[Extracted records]

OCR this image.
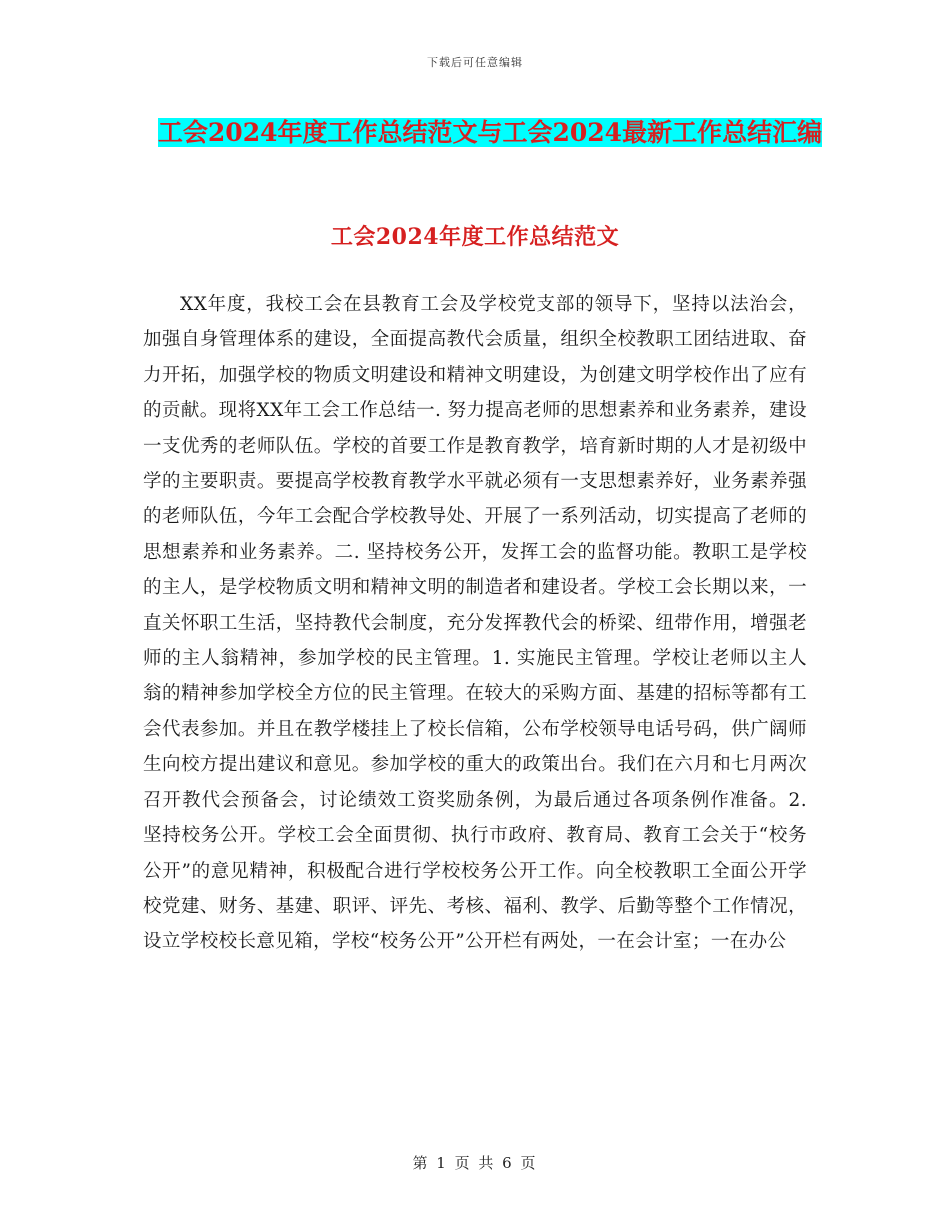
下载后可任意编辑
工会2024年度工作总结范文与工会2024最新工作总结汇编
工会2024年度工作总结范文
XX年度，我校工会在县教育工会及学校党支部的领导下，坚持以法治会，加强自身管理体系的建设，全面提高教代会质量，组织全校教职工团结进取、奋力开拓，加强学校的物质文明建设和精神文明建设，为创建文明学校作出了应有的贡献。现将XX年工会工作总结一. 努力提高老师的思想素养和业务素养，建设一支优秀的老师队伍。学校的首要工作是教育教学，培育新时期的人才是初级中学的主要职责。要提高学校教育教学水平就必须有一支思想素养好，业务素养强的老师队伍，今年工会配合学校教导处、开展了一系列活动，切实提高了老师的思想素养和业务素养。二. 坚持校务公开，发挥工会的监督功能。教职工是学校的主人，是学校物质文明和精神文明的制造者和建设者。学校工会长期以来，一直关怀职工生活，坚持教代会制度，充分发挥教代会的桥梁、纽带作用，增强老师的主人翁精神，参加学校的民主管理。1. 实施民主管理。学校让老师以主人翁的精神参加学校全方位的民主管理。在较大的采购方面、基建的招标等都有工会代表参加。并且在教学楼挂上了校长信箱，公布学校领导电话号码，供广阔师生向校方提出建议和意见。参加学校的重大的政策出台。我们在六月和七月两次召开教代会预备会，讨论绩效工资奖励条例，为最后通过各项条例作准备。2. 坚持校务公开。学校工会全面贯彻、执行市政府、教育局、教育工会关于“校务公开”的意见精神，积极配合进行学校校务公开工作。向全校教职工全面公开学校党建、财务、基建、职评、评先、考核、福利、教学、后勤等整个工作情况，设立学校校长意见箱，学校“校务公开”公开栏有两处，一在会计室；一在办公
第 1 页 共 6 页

_YOUR TASK_
Go through the entries above and print each one exactly, minus the pictures.

_TASK OUTPUT_
OCR this image.
下载后可任意编辑
工会2024年度工作总结范文与工会2024最新工作总结汇编
工会2024年度工作总结范文
XX年度，我校工会在县教育工会及学校党支部的领导下，坚持以法治会，加强自身管理体系的建设，全面提高教代会质量，组织全校教职工团结进取、奋力开拓，加强学校的物质文明建设和精神文明建设，为创建文明学校作出了应有的贡献。现将XX年工会工作总结一. 努力提高老师的思想素养和业务素养，建设一支优秀的老师队伍。学校的首要工作是教育教学，培育新时期的人才是初级中学的主要职责。要提高学校教育教学水平就必须有一支思想素养好，业务素养强的老师队伍，今年工会配合学校教导处、开展了一系列活动，切实提高了老师的思想素养和业务素养。二. 坚持校务公开，发挥工会的监督功能。教职工是学校的主人，是学校物质文明和精神文明的制造者和建设者。学校工会长期以来，一直关怀职工生活，坚持教代会制度，充分发挥教代会的桥梁、纽带作用，增强老师的主人翁精神，参加学校的民主管理。1. 实施民主管理。学校让老师以主人翁的精神参加学校全方位的民主管理。在较大的采购方面、基建的招标等都有工会代表参加。并且在教学楼挂上了校长信箱，公布学校领导电话号码，供广阔师生向校方提出建议和意见。参加学校的重大的政策出台。我们在六月和七月两次召开教代会预备会，讨论绩效工资奖励条例，为最后通过各项条例作准备。2. 坚持校务公开。学校工会全面贯彻、执行市政府、教育局、教育工会关于“校务公开”的意见精神，积极配合进行学校校务公开工作。向全校教职工全面公开学校党建、财务、基建、职评、评先、考核、福利、教学、后勤等整个工作情况，设立学校校长意见箱，学校“校务公开”公开栏有两处，一在会计室；一在办公
第 1 页 共 6 页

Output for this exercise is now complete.